§ **YOUR OBJECTIVE**
Omit the pictures and return every entry exactly as written.

=-=-=-=-=

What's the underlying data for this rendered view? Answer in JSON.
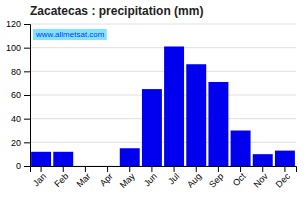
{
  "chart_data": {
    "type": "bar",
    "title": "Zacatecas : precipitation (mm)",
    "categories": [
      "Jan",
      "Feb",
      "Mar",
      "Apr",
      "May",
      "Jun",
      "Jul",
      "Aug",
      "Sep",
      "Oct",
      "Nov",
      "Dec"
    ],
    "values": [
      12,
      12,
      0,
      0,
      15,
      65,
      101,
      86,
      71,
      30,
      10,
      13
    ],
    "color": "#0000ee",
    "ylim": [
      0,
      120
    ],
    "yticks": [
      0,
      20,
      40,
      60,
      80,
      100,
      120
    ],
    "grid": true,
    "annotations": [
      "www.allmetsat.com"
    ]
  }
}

=-=-=-=-=

§ **COMPLETE ANSWER**
What's the underlying data for this rendered view? Answer in JSON.
{
  "chart_data": {
    "type": "bar",
    "title": "Zacatecas : precipitation (mm)",
    "categories": [
      "Jan",
      "Feb",
      "Mar",
      "Apr",
      "May",
      "Jun",
      "Jul",
      "Aug",
      "Sep",
      "Oct",
      "Nov",
      "Dec"
    ],
    "values": [
      12,
      12,
      0,
      0,
      15,
      65,
      101,
      86,
      71,
      30,
      10,
      13
    ],
    "color": "#0000ee",
    "ylim": [
      0,
      120
    ],
    "yticks": [
      0,
      20,
      40,
      60,
      80,
      100,
      120
    ],
    "grid": true,
    "annotations": [
      "www.allmetsat.com"
    ]
  }
}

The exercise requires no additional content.